(Dataset excerpts)
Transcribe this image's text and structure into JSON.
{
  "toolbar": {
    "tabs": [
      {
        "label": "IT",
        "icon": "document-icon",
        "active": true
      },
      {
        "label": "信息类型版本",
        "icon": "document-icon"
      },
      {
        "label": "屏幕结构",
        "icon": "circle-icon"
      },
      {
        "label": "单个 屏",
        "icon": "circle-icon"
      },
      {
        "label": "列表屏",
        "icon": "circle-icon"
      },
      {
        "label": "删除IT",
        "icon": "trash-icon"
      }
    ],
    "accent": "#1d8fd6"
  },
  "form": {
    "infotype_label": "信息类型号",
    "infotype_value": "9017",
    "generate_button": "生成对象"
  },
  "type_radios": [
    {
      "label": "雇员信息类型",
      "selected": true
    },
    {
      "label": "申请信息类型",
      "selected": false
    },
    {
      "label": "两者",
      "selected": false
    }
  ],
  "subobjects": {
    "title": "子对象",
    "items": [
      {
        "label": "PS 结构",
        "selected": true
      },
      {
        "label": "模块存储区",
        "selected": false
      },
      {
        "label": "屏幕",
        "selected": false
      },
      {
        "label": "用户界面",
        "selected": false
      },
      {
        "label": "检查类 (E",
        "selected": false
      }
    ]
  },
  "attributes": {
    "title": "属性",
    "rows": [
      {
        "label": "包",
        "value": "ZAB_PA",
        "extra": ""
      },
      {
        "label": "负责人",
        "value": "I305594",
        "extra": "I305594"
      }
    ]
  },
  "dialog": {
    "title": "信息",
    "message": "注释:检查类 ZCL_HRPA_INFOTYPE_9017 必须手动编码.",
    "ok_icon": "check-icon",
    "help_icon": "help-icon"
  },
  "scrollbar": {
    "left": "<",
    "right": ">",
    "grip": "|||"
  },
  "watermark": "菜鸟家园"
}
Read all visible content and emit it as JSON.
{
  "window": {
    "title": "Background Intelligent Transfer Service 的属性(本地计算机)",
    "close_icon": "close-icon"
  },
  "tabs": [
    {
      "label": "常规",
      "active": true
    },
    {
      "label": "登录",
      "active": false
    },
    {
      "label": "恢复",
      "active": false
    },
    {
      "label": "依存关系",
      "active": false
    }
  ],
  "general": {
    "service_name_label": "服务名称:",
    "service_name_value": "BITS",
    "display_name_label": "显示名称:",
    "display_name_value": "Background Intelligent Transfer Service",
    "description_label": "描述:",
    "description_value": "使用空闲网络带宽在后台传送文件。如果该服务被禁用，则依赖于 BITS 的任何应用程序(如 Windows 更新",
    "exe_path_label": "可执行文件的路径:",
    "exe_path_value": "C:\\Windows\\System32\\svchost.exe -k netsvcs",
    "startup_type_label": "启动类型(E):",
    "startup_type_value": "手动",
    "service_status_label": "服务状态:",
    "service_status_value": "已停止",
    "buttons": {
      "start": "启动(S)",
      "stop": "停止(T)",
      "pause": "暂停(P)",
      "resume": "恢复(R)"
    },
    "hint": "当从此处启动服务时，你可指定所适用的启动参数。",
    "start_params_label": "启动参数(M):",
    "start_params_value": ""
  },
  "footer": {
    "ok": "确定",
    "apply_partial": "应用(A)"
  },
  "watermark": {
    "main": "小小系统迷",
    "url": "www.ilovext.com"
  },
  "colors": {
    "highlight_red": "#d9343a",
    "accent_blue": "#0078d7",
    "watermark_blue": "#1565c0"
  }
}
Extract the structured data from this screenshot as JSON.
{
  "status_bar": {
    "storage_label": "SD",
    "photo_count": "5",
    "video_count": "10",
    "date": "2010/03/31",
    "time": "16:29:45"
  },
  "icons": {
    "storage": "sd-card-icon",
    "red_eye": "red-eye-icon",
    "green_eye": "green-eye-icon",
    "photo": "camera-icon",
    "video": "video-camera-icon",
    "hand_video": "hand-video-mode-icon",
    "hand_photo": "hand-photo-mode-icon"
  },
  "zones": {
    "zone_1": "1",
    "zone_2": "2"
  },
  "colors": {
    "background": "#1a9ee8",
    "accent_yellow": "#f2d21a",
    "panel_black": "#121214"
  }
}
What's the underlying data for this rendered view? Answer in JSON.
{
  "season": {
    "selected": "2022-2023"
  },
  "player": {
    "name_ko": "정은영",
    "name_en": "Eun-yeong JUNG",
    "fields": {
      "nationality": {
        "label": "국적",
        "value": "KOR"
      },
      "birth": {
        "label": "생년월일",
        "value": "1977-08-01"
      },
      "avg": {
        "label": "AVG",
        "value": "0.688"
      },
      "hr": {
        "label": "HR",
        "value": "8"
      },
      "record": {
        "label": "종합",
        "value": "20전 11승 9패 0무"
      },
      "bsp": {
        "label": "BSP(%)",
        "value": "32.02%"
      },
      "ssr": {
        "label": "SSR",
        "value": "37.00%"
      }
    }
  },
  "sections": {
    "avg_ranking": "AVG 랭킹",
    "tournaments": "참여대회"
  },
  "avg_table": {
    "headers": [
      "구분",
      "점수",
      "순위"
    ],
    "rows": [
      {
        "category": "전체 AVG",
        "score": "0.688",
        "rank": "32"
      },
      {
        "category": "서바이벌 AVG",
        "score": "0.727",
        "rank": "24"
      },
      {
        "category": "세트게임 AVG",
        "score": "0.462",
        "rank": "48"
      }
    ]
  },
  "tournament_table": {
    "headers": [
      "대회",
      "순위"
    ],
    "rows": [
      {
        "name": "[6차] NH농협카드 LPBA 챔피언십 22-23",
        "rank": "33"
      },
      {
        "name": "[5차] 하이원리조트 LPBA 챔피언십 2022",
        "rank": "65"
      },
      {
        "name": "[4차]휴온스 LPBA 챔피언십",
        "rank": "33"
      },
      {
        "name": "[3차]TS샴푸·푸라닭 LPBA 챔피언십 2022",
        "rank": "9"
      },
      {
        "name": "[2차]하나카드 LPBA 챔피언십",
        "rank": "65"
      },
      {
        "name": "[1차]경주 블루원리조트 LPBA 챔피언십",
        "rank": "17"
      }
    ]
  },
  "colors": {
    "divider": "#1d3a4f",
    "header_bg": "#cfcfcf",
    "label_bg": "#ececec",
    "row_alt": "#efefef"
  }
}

> [What you should do] Return all the data above once more, precisely as given.

> [Task response]
Transcribe this image's text and structure into JSON.
{
  "toolbar": {
    "tabs": [
      {
        "label": "IT",
        "icon": "document-icon",
        "active": true
      },
      {
        "label": "信息类型版本",
        "icon": "document-icon"
      },
      {
        "label": "屏幕结构",
        "icon": "circle-icon"
      },
      {
        "label": "单个 屏",
        "icon": "circle-icon"
      },
      {
        "label": "列表屏",
        "icon": "circle-icon"
      },
      {
        "label": "删除IT",
        "icon": "trash-icon"
      }
    ],
    "accent": "#1d8fd6"
  },
  "form": {
    "infotype_label": "信息类型号",
    "infotype_value": "9017",
    "generate_button": "生成对象"
  },
  "type_radios": [
    {
      "label": "雇员信息类型",
      "selected": true
    },
    {
      "label": "申请信息类型",
      "selected": false
    },
    {
      "label": "两者",
      "selected": false
    }
  ],
  "subobjects": {
    "title": "子对象",
    "items": [
      {
        "label": "PS 结构",
        "selected": true
      },
      {
        "label": "模块存储区",
        "selected": false
      },
      {
        "label": "屏幕",
        "selected": false
      },
      {
        "label": "用户界面",
        "selected": false
      },
      {
        "label": "检查类 (E",
        "selected": false
      }
    ]
  },
  "attributes": {
    "title": "属性",
    "rows": [
      {
        "label": "包",
        "value": "ZAB_PA",
        "extra": ""
      },
      {
        "label": "负责人",
        "value": "I305594",
        "extra": "I305594"
      }
    ]
  },
  "dialog": {
    "title": "信息",
    "message": "注释:检查类 ZCL_HRPA_INFOTYPE_9017 必须手动编码.",
    "ok_icon": "check-icon",
    "help_icon": "help-icon"
  },
  "scrollbar": {
    "left": "<",
    "right": ">",
    "grip": "|||"
  },
  "watermark": "菜鸟家园"
}
Read all visible content and emit it as JSON.
{
  "window": {
    "title": "Background Intelligent Transfer Service 的属性(本地计算机)",
    "close_icon": "close-icon"
  },
  "tabs": [
    {
      "label": "常规",
      "active": true
    },
    {
      "label": "登录",
      "active": false
    },
    {
      "label": "恢复",
      "active": false
    },
    {
      "label": "依存关系",
      "active": false
    }
  ],
  "general": {
    "service_name_label": "服务名称:",
    "service_name_value": "BITS",
    "display_name_label": "显示名称:",
    "display_name_value": "Background Intelligent Transfer Service",
    "description_label": "描述:",
    "description_value": "使用空闲网络带宽在后台传送文件。如果该服务被禁用，则依赖于 BITS 的任何应用程序(如 Windows 更新",
    "exe_path_label": "可执行文件的路径:",
    "exe_path_value": "C:\\Windows\\System32\\svchost.exe -k netsvcs",
    "startup_type_label": "启动类型(E):",
    "startup_type_value": "手动",
    "service_status_label": "服务状态:",
    "service_status_value": "已停止",
    "buttons": {
      "start": "启动(S)",
      "stop": "停止(T)",
      "pause": "暂停(P)",
      "resume": "恢复(R)"
    },
    "hint": "当从此处启动服务时，你可指定所适用的启动参数。",
    "start_params_label": "启动参数(M):",
    "start_params_value": ""
  },
  "footer": {
    "ok": "确定",
    "apply_partial": "应用(A)"
  },
  "watermark": {
    "main": "小小系统迷",
    "url": "www.ilovext.com"
  },
  "colors": {
    "highlight_red": "#d9343a",
    "accent_blue": "#0078d7",
    "watermark_blue": "#1565c0"
  }
}
Extract the structured data from this screenshot as JSON.
{
  "status_bar": {
    "storage_label": "SD",
    "photo_count": "5",
    "video_count": "10",
    "date": "2010/03/31",
    "time": "16:29:45"
  },
  "icons": {
    "storage": "sd-card-icon",
    "red_eye": "red-eye-icon",
    "green_eye": "green-eye-icon",
    "photo": "camera-icon",
    "video": "video-camera-icon",
    "hand_video": "hand-video-mode-icon",
    "hand_photo": "hand-photo-mode-icon"
  },
  "zones": {
    "zone_1": "1",
    "zone_2": "2"
  },
  "colors": {
    "background": "#1a9ee8",
    "accent_yellow": "#f2d21a",
    "panel_black": "#121214"
  }
}
What's the underlying data for this rendered view? Answer in JSON.
{
  "season": {
    "selected": "2022-2023"
  },
  "player": {
    "name_ko": "정은영",
    "name_en": "Eun-yeong JUNG",
    "fields": {
      "nationality": {
        "label": "국적",
        "value": "KOR"
      },
      "birth": {
        "label": "생년월일",
        "value": "1977-08-01"
      },
      "avg": {
        "label": "AVG",
        "value": "0.688"
      },
      "hr": {
        "label": "HR",
        "value": "8"
      },
      "record": {
        "label": "종합",
        "value": "20전 11승 9패 0무"
      },
      "bsp": {
        "label": "BSP(%)",
        "value": "32.02%"
      },
      "ssr": {
        "label": "SSR",
        "value": "37.00%"
      }
    }
  },
  "sections": {
    "avg_ranking": "AVG 랭킹",
    "tournaments": "참여대회"
  },
  "avg_table": {
    "headers": [
      "구분",
      "점수",
      "순위"
    ],
    "rows": [
      {
        "category": "전체 AVG",
        "score": "0.688",
        "rank": "32"
      },
      {
        "category": "서바이벌 AVG",
        "score": "0.727",
        "rank": "24"
      },
      {
        "category": "세트게임 AVG",
        "score": "0.462",
        "rank": "48"
      }
    ]
  },
  "tournament_table": {
    "headers": [
      "대회",
      "순위"
    ],
    "rows": [
      {
        "name": "[6차] NH농협카드 LPBA 챔피언십 22-23",
        "rank": "33"
      },
      {
        "name": "[5차] 하이원리조트 LPBA 챔피언십 2022",
        "rank": "65"
      },
      {
        "name": "[4차]휴온스 LPBA 챔피언십",
        "rank": "33"
      },
      {
        "name": "[3차]TS샴푸·푸라닭 LPBA 챔피언십 2022",
        "rank": "9"
      },
      {
        "name": "[2차]하나카드 LPBA 챔피언십",
        "rank": "65"
      },
      {
        "name": "[1차]경주 블루원리조트 LPBA 챔피언십",
        "rank": "17"
      }
    ]
  },
  "colors": {
    "divider": "#1d3a4f",
    "header_bg": "#cfcfcf",
    "label_bg": "#ececec",
    "row_alt": "#efefef"
  }
}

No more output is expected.